DIRECTIONS: All entries must be returned precisely as they appear.

DATA SUPPLIED:
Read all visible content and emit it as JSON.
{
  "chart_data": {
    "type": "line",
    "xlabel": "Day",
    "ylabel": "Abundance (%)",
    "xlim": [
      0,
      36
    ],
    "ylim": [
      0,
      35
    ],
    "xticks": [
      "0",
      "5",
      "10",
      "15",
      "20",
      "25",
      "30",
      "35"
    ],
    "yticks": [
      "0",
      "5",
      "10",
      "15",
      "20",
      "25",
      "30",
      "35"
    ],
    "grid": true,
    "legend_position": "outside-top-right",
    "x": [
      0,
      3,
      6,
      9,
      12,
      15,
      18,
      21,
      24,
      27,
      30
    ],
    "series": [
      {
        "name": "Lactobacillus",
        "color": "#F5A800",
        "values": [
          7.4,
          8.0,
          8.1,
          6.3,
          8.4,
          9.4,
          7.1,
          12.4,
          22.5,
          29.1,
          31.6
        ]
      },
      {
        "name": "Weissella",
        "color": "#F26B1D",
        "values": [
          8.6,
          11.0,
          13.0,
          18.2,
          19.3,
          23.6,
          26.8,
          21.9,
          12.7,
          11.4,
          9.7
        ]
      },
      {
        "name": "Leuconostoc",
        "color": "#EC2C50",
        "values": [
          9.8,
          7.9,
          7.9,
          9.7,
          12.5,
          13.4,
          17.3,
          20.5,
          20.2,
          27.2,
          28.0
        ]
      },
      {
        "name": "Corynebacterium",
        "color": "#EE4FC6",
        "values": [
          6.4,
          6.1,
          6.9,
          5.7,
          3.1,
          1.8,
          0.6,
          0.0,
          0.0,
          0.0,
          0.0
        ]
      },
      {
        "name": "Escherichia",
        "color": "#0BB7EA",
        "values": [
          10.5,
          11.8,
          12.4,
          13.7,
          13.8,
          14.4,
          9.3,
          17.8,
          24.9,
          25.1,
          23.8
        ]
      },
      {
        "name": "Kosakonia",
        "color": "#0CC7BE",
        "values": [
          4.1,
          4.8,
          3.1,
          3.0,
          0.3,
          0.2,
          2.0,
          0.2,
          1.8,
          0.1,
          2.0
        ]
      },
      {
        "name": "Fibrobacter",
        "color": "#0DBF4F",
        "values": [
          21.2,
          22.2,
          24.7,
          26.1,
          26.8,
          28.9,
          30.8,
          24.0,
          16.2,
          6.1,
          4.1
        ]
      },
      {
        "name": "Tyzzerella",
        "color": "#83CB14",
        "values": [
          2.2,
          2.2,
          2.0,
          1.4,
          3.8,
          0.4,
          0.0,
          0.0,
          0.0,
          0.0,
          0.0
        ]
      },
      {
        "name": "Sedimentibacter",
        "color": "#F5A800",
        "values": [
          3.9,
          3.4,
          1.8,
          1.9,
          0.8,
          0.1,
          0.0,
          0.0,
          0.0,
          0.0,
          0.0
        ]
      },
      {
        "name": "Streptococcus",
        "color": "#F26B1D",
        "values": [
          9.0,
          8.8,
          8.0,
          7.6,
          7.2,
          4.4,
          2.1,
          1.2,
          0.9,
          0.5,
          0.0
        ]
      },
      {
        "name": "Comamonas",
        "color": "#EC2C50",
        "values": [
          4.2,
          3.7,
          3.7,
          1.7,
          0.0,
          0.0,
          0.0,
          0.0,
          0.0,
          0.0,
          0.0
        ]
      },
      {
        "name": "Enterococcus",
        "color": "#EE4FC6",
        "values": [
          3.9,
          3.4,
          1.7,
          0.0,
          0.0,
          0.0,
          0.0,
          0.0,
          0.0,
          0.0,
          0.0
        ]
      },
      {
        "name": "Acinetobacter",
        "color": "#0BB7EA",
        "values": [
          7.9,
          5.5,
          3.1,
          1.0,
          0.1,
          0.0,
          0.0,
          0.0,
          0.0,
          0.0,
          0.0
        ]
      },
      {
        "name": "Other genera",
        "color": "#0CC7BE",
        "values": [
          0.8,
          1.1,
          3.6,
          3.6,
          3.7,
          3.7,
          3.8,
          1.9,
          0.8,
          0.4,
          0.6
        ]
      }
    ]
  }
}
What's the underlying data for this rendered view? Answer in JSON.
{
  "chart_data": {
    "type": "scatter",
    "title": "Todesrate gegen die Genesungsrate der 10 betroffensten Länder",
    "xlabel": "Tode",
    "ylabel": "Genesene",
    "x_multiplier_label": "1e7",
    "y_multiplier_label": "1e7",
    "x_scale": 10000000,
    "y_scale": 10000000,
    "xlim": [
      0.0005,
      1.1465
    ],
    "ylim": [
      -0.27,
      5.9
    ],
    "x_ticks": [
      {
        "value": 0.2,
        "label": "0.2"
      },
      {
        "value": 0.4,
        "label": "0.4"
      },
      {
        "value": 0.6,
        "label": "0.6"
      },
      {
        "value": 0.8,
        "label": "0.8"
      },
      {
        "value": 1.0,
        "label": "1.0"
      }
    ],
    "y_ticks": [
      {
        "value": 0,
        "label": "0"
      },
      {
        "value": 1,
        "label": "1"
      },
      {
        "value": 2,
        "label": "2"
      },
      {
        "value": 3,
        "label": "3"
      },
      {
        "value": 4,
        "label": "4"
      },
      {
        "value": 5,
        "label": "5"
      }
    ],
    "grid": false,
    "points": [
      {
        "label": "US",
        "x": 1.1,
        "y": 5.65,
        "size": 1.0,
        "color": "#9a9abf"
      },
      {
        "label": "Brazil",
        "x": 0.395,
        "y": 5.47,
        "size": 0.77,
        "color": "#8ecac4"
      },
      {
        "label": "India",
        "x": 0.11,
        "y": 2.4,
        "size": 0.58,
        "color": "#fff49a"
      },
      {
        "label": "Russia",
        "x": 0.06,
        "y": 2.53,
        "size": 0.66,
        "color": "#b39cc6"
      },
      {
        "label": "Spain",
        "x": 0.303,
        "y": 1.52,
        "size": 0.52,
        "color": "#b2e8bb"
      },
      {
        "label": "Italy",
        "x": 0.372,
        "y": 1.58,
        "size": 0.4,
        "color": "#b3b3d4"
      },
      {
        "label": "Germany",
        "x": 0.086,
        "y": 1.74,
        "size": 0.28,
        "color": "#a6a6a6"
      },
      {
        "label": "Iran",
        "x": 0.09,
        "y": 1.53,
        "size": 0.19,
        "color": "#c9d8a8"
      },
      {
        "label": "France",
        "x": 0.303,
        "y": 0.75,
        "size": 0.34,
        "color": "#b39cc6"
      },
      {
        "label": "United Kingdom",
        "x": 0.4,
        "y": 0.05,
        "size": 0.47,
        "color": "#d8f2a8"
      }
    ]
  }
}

SOLUTION TO THE EXERCISE:
Read all visible content and emit it as JSON.
{
  "chart_data": {
    "type": "line",
    "xlabel": "Day",
    "ylabel": "Abundance (%)",
    "xlim": [
      0,
      36
    ],
    "ylim": [
      0,
      35
    ],
    "xticks": [
      "0",
      "5",
      "10",
      "15",
      "20",
      "25",
      "30",
      "35"
    ],
    "yticks": [
      "0",
      "5",
      "10",
      "15",
      "20",
      "25",
      "30",
      "35"
    ],
    "grid": true,
    "legend_position": "outside-top-right",
    "x": [
      0,
      3,
      6,
      9,
      12,
      15,
      18,
      21,
      24,
      27,
      30
    ],
    "series": [
      {
        "name": "Lactobacillus",
        "color": "#F5A800",
        "values": [
          7.4,
          8.0,
          8.1,
          6.3,
          8.4,
          9.4,
          7.1,
          12.4,
          22.5,
          29.1,
          31.6
        ]
      },
      {
        "name": "Weissella",
        "color": "#F26B1D",
        "values": [
          8.6,
          11.0,
          13.0,
          18.2,
          19.3,
          23.6,
          26.8,
          21.9,
          12.7,
          11.4,
          9.7
        ]
      },
      {
        "name": "Leuconostoc",
        "color": "#EC2C50",
        "values": [
          9.8,
          7.9,
          7.9,
          9.7,
          12.5,
          13.4,
          17.3,
          20.5,
          20.2,
          27.2,
          28.0
        ]
      },
      {
        "name": "Corynebacterium",
        "color": "#EE4FC6",
        "values": [
          6.4,
          6.1,
          6.9,
          5.7,
          3.1,
          1.8,
          0.6,
          0.0,
          0.0,
          0.0,
          0.0
        ]
      },
      {
        "name": "Escherichia",
        "color": "#0BB7EA",
        "values": [
          10.5,
          11.8,
          12.4,
          13.7,
          13.8,
          14.4,
          9.3,
          17.8,
          24.9,
          25.1,
          23.8
        ]
      },
      {
        "name": "Kosakonia",
        "color": "#0CC7BE",
        "values": [
          4.1,
          4.8,
          3.1,
          3.0,
          0.3,
          0.2,
          2.0,
          0.2,
          1.8,
          0.1,
          2.0
        ]
      },
      {
        "name": "Fibrobacter",
        "color": "#0DBF4F",
        "values": [
          21.2,
          22.2,
          24.7,
          26.1,
          26.8,
          28.9,
          30.8,
          24.0,
          16.2,
          6.1,
          4.1
        ]
      },
      {
        "name": "Tyzzerella",
        "color": "#83CB14",
        "values": [
          2.2,
          2.2,
          2.0,
          1.4,
          3.8,
          0.4,
          0.0,
          0.0,
          0.0,
          0.0,
          0.0
        ]
      },
      {
        "name": "Sedimentibacter",
        "color": "#F5A800",
        "values": [
          3.9,
          3.4,
          1.8,
          1.9,
          0.8,
          0.1,
          0.0,
          0.0,
          0.0,
          0.0,
          0.0
        ]
      },
      {
        "name": "Streptococcus",
        "color": "#F26B1D",
        "values": [
          9.0,
          8.8,
          8.0,
          7.6,
          7.2,
          4.4,
          2.1,
          1.2,
          0.9,
          0.5,
          0.0
        ]
      },
      {
        "name": "Comamonas",
        "color": "#EC2C50",
        "values": [
          4.2,
          3.7,
          3.7,
          1.7,
          0.0,
          0.0,
          0.0,
          0.0,
          0.0,
          0.0,
          0.0
        ]
      },
      {
        "name": "Enterococcus",
        "color": "#EE4FC6",
        "values": [
          3.9,
          3.4,
          1.7,
          0.0,
          0.0,
          0.0,
          0.0,
          0.0,
          0.0,
          0.0,
          0.0
        ]
      },
      {
        "name": "Acinetobacter",
        "color": "#0BB7EA",
        "values": [
          7.9,
          5.5,
          3.1,
          1.0,
          0.1,
          0.0,
          0.0,
          0.0,
          0.0,
          0.0,
          0.0
        ]
      },
      {
        "name": "Other genera",
        "color": "#0CC7BE",
        "values": [
          0.8,
          1.1,
          3.6,
          3.6,
          3.7,
          3.7,
          3.8,
          1.9,
          0.8,
          0.4,
          0.6
        ]
      }
    ]
  }
}
What's the underlying data for this rendered view? Answer in JSON.
{
  "chart_data": {
    "type": "scatter",
    "title": "Todesrate gegen die Genesungsrate der 10 betroffensten Länder",
    "xlabel": "Tode",
    "ylabel": "Genesene",
    "x_multiplier_label": "1e7",
    "y_multiplier_label": "1e7",
    "x_scale": 10000000,
    "y_scale": 10000000,
    "xlim": [
      0.0005,
      1.1465
    ],
    "ylim": [
      -0.27,
      5.9
    ],
    "x_ticks": [
      {
        "value": 0.2,
        "label": "0.2"
      },
      {
        "value": 0.4,
        "label": "0.4"
      },
      {
        "value": 0.6,
        "label": "0.6"
      },
      {
        "value": 0.8,
        "label": "0.8"
      },
      {
        "value": 1.0,
        "label": "1.0"
      }
    ],
    "y_ticks": [
      {
        "value": 0,
        "label": "0"
      },
      {
        "value": 1,
        "label": "1"
      },
      {
        "value": 2,
        "label": "2"
      },
      {
        "value": 3,
        "label": "3"
      },
      {
        "value": 4,
        "label": "4"
      },
      {
        "value": 5,
        "label": "5"
      }
    ],
    "grid": false,
    "points": [
      {
        "label": "US",
        "x": 1.1,
        "y": 5.65,
        "size": 1.0,
        "color": "#9a9abf"
      },
      {
        "label": "Brazil",
        "x": 0.395,
        "y": 5.47,
        "size": 0.77,
        "color": "#8ecac4"
      },
      {
        "label": "India",
        "x": 0.11,
        "y": 2.4,
        "size": 0.58,
        "color": "#fff49a"
      },
      {
        "label": "Russia",
        "x": 0.06,
        "y": 2.53,
        "size": 0.66,
        "color": "#b39cc6"
      },
      {
        "label": "Spain",
        "x": 0.303,
        "y": 1.52,
        "size": 0.52,
        "color": "#b2e8bb"
      },
      {
        "label": "Italy",
        "x": 0.372,
        "y": 1.58,
        "size": 0.4,
        "color": "#b3b3d4"
      },
      {
        "label": "Germany",
        "x": 0.086,
        "y": 1.74,
        "size": 0.28,
        "color": "#a6a6a6"
      },
      {
        "label": "Iran",
        "x": 0.09,
        "y": 1.53,
        "size": 0.19,
        "color": "#c9d8a8"
      },
      {
        "label": "France",
        "x": 0.303,
        "y": 0.75,
        "size": 0.34,
        "color": "#b39cc6"
      },
      {
        "label": "United Kingdom",
        "x": 0.4,
        "y": 0.05,
        "size": 0.47,
        "color": "#d8f2a8"
      }
    ]
  }
}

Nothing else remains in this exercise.